#### TEXT BLOCK
• • • • •

DESCRIPTION OF THE BUSINESS

Summary

The Company expects to develop and construct used motor oil (“ UMO ”) re-refineries using its patented ReGen[TM] proprietary re-refining technology for producing high yields of high quality hydrocarbon products from UMO. The re-refined products are expected to be sold to fuel distributors or motor oil blenders, who are expected to market and sell the finished goods.

The Company has signed a lease agreement with Parkland for the development of the Alberta Facility. The Company has also short-listed properties in the USGC for a 5,600 bpd re-refinery. Concurrent with development of the Facilities, the Company is exploring opportunities to develop ReGen[TM] facilities at other locations in Canada, the United States, Mexico, South America, Europe, Australia, and other markets. The Company is also investigating opportunities to license the ReGen[TM] technology in order to access non-core markets and to accelerate the market penetration of ReGen[TM] .

• • • • •

#### SUPPLIED INFORMATION
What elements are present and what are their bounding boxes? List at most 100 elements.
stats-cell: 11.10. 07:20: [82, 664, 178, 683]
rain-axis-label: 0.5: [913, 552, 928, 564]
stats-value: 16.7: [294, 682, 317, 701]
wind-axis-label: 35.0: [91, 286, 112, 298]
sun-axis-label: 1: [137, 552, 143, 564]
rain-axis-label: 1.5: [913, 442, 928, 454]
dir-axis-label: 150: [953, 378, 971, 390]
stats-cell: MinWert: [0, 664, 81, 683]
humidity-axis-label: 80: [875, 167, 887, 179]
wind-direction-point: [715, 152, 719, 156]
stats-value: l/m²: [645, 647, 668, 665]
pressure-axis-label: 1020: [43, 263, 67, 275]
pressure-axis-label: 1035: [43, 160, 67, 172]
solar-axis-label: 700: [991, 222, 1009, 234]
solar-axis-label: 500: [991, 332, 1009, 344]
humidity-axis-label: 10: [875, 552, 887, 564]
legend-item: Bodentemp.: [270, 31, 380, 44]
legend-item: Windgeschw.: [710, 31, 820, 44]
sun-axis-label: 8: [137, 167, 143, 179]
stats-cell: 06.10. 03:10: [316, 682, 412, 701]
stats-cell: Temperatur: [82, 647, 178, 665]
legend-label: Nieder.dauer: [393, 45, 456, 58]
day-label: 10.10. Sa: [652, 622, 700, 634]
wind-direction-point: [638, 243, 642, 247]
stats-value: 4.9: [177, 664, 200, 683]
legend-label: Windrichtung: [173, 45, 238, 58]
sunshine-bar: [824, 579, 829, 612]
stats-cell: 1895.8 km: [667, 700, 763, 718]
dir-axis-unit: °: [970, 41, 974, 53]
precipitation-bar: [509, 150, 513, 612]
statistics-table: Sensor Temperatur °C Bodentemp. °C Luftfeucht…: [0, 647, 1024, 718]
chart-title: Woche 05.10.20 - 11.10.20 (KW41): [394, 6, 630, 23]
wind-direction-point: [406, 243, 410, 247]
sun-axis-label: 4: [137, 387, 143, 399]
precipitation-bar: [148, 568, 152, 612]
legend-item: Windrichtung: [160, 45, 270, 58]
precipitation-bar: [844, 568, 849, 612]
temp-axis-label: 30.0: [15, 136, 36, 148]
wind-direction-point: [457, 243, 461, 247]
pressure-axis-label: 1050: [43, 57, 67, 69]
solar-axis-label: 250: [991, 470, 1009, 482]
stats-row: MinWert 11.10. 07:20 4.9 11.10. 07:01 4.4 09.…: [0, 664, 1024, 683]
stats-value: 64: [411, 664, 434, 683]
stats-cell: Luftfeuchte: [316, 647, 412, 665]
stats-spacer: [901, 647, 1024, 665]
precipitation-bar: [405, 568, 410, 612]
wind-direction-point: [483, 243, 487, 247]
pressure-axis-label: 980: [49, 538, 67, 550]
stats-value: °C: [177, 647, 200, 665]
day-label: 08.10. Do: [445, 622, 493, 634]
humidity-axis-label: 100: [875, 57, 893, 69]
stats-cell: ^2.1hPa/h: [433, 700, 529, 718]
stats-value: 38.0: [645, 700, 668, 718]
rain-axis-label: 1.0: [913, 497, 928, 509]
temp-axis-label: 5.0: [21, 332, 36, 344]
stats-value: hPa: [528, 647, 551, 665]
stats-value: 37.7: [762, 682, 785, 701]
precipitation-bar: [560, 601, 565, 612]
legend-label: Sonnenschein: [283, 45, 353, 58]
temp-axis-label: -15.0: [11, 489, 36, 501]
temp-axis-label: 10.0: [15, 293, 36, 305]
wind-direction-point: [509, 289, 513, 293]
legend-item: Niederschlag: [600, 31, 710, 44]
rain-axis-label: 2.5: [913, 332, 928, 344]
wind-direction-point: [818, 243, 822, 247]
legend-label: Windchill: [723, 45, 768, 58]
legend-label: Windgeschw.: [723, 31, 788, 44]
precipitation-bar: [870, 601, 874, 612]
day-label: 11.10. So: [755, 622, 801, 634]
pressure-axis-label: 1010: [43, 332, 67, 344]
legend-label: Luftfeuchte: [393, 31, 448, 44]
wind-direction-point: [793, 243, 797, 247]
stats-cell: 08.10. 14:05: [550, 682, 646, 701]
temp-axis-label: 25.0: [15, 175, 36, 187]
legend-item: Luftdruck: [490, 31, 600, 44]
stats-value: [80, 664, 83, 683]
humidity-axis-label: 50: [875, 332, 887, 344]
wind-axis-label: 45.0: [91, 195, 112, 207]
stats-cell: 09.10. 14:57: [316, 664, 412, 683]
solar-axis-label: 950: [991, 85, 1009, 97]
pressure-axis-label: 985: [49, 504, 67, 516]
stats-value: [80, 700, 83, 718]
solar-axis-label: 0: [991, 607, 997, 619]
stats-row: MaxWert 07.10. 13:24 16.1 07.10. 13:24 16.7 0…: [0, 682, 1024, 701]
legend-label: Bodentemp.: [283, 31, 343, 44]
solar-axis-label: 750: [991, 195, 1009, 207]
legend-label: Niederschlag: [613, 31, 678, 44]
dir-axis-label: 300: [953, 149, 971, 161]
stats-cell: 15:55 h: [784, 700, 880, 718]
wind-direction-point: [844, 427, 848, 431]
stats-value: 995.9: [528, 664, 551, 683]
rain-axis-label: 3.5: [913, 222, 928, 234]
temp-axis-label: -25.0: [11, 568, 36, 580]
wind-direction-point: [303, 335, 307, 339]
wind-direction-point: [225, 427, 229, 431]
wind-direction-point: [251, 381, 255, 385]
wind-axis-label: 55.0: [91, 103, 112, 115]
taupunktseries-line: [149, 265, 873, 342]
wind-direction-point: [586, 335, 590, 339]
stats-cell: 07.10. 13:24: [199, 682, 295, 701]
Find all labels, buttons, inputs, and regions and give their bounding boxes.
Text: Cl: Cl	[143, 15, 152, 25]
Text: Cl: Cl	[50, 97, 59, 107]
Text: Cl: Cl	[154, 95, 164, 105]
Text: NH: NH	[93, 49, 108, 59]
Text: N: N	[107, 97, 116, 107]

• • • • •

#### THE PROBLEM
In the business description, what capacity is planned for the re-refinery whose properties have been short-listed in the USGC?

#### COMPLETE RESPONSE
5,600 bpd